EXERCISE PASSAGE:
It’s my choice but Arch and its derivatives look like the trend like CachyOS which is #1 right now on visits on distrowatch. Also I’ve heard Google use Debian as gLinux and I feel many other giants also use it and sponsor it and I’m not comfortable choosing it as my distro. Can the sponsors togethwr with students or any other interested use it for their PCs, either coding or ordinary use? It strictly promotes free but worried about giants and sponsors.
I currently use LMDE, yes. I just have spent too much time on the programs I already installed to move on from it I guess. Nothing’s come up. It Just Works™ and the wife loves it
Heard some stuff about them introducing bugs via the downstream patching system though? All that package management stuff is a bit over my head.
My wife uses Debian and is very happy with it.
She uses it both for gaming and studio recordings with Ardour.Debian has for decades been among the most respected distros in the Linux world, and it still is.
If you want something solid, Debian should be your first choice.Edit PS:
She also uses it for programming occasionally. Debian is an excellent platform for “coding” with its huge repositories.
But most Linux distros are very good for programming, and will have all the common necessary tools readily available.She uses it both for gaming and studio recordings with Ardour.
How is the gaming experience on Debian nowadays? Last time I tried it (several years ago now), it was kind of a nightmare jumping through all of the various hoops required to get it to pay nicely with an Nvidia GPU.
Nvidia drivers do not always play nice with the kernel, and can disrupt high end audio use. If you use Linux you should use an AMD or Intel GPU.
My wife used to use Nvidia, because it worked better for some games, but she finally ended up getting pissed with the proprietary Nvidia drivers, and switched to AMD about a year ago. And now all her games that used to work with Nvidia drivers also work with AMD.
AFAIK Debian support Nvidia proprietary drivers reasonably well today, but for older Nvidia cards you may be out of luck, they can be a real shitshow to get to work if you want to use the proprietary driver.
Best option is to just stop using Nvidia on Linux!
Good to know I just can’t help it cuz I hate Arch and CachyOS. I dont like their websites either.
Personally I prefer an Arch derivative, and neither of us can convince the other. 😋
However we both see the merits of “the other side”, we just have different preferences. But we also have some fun with it if some times. 😎
Arch and its derivatives look like the trend
It’s because nobody writes “I use Debian BTW”.
I use Debian BTW.
I don’t really run around yelling about it. I mostly use derivatives like Mint, Raspberry PI OS (such a dumb rebranding) and armbian , but stock Debian goes on some servers since it just works. I’m not tuning anything nor looking for special packages. Unless there’s a driver issue (old Debian problem), it’ll be boring and work.
Use what tools work for you.
Huge thank you to the Debian devs. You’ve done me good tools for decades now.
I tried Debian when I built my PC back in 2025. It didn’t have any support for the bleeding edge parts I chose.
I then tried LMDE as a compromise. It also didn’t have the support I needed.
It’s a little too stable for my use-case… but runs well on my older laptops.
Maybe Debian is not for gaming?
Nah, this wasn’t an issue with gaming. This was just that the parts were new. The motherboard I chose used a 2024 chipset that Debian didn’t recognize. Basic stuff like detecting drives and outputting video beyond VESA standards was busted because of it. It took around 6 more months until Trixie came out with support.

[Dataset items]
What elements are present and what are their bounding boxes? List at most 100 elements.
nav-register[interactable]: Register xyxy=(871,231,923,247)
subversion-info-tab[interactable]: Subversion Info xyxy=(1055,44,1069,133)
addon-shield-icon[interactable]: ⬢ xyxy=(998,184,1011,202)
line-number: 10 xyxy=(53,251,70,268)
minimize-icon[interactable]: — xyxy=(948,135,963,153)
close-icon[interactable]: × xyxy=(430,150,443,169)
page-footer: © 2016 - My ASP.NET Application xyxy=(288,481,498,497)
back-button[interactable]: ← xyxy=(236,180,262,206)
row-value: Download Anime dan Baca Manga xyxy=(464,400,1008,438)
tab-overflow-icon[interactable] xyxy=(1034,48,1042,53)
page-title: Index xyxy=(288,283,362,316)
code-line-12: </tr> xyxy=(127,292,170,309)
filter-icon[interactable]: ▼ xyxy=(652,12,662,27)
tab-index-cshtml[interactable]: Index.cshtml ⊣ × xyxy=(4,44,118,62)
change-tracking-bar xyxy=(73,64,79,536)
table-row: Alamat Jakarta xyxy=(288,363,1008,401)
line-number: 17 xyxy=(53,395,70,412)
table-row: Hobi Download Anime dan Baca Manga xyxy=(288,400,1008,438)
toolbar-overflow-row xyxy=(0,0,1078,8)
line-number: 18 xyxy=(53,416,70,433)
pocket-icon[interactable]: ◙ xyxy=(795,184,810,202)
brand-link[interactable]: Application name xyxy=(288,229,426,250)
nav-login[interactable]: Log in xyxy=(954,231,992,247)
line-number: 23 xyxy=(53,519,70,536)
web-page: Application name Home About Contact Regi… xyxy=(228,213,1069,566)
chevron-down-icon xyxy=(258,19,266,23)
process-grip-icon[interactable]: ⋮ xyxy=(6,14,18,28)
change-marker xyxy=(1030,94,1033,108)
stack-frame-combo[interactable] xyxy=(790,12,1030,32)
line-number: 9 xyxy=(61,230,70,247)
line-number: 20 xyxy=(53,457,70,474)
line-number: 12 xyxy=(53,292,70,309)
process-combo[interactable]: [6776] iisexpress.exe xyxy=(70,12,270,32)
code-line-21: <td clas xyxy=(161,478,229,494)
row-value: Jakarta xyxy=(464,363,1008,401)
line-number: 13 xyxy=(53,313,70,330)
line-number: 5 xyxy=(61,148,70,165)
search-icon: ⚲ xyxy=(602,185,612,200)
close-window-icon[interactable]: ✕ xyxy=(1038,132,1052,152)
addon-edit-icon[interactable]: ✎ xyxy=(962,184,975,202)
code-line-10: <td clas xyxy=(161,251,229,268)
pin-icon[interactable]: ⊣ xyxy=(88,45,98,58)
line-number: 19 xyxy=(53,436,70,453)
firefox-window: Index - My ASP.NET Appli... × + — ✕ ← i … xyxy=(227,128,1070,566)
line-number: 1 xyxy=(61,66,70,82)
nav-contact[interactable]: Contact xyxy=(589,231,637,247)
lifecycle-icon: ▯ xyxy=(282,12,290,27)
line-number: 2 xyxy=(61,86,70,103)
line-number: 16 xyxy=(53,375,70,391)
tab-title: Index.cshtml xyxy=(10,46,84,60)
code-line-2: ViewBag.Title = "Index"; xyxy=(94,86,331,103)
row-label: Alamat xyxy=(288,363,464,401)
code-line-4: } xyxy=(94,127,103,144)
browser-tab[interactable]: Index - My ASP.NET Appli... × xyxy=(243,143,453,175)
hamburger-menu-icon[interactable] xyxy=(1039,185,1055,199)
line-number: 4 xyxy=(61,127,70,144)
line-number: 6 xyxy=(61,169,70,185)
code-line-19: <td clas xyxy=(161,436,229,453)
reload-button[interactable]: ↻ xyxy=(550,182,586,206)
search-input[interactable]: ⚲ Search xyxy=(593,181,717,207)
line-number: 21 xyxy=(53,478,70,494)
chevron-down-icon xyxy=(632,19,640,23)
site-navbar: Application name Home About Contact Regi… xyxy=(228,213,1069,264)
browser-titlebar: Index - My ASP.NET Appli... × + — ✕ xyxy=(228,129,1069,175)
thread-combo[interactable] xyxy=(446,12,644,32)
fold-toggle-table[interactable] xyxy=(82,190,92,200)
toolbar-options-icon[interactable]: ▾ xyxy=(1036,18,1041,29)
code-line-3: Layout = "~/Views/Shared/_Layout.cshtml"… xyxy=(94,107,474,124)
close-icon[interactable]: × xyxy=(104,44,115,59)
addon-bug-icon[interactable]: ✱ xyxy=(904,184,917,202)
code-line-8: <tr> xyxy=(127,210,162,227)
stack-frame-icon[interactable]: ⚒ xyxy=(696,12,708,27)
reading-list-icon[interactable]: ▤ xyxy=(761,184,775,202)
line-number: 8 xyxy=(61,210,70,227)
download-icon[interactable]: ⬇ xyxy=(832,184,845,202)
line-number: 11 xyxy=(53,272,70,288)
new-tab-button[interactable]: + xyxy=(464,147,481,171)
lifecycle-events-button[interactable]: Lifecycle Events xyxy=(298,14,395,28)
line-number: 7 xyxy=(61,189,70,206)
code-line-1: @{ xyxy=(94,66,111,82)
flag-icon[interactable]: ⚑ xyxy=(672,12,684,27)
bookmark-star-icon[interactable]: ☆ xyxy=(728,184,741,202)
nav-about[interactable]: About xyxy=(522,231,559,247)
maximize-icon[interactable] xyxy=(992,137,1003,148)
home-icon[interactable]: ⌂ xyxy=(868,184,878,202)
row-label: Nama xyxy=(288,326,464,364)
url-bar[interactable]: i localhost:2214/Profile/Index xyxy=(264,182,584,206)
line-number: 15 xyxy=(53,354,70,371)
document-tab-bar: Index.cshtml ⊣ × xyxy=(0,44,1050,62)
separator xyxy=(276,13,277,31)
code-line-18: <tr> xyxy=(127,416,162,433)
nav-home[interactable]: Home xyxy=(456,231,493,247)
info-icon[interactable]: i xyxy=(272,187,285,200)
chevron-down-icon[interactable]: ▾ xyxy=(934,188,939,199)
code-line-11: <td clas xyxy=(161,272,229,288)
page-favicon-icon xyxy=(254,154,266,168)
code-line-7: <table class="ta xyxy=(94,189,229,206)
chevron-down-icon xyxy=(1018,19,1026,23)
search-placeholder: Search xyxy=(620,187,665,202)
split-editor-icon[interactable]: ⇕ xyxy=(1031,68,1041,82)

TASK STATEMENT:
Answer these questions about the Debian discussion:
1. Which program does the commenter's wife use for studio recordings?
2. Which GPU brand did she switch to about a year ago?
3. Roughly how long did it take for Trixie to come out with support for the 2024 chipset?
Answer using only the text, not the records.

EXERCISE RESPONSE:
1. Ardour
2. AMD
3. Around 6 months